____ Exercise input
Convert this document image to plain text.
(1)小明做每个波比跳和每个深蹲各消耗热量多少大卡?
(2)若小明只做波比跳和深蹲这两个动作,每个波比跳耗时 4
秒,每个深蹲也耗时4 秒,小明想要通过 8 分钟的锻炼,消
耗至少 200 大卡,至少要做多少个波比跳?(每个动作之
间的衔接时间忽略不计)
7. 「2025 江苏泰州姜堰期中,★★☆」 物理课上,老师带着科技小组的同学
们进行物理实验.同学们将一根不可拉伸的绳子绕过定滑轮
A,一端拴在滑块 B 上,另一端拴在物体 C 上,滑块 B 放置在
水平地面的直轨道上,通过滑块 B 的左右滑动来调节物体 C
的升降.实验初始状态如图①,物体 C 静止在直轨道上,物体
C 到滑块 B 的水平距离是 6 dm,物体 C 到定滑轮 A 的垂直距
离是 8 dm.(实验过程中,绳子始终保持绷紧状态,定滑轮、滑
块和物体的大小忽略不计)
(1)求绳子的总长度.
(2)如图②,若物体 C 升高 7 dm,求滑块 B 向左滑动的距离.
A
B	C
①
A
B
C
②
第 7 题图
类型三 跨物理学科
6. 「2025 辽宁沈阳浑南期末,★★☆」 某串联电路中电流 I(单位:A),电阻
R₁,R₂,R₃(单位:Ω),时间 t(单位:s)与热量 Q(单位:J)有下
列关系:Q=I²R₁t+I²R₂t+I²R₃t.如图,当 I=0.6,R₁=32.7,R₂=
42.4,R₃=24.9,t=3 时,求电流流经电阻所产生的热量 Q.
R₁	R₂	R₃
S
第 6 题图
________
Set problem:
Output the complete data exactly as written.

The answer:
Convert this document image to plain text.
(1)小明做每个波比跳和每个深蹲各消耗热量多少大卡?
(2)若小明只做波比跳和深蹲这两个动作,每个波比跳耗时 4
秒,每个深蹲也耗时4 秒,小明想要通过 8 分钟的锻炼,消
耗至少 200 大卡,至少要做多少个波比跳?(每个动作之
间的衔接时间忽略不计)
7. 「2025 江苏泰州姜堰期中,★★☆」 物理课上,老师带着科技小组的同学
们进行物理实验.同学们将一根不可拉伸的绳子绕过定滑轮
A,一端拴在滑块 B 上,另一端拴在物体 C 上,滑块 B 放置在
水平地面的直轨道上,通过滑块 B 的左右滑动来调节物体 C
的升降.实验初始状态如图①,物体 C 静止在直轨道上,物体
C 到滑块 B 的水平距离是 6 dm,物体 C 到定滑轮 A 的垂直距
离是 8 dm.(实验过程中,绳子始终保持绷紧状态,定滑轮、滑
块和物体的大小忽略不计)
(1)求绳子的总长度.
(2)如图②,若物体 C 升高 7 dm,求滑块 B 向左滑动的距离.
A
B	C
①
A
B
C
②
第 7 题图
类型三 跨物理学科
6. 「2025 辽宁沈阳浑南期末,★★☆」 某串联电路中电流 I(单位:A),电阻
R₁,R₂,R₃(单位:Ω),时间 t(单位:s)与热量 Q(单位:J)有下
列关系:Q=I²R₁t+I²R₂t+I²R₃t.如图,当 I=0.6,R₁=32.7,R₂=
42.4,R₃=24.9,t=3 时,求电流流经电阻所产生的热量 Q.
R₁	R₂	R₃
S
第 6 题图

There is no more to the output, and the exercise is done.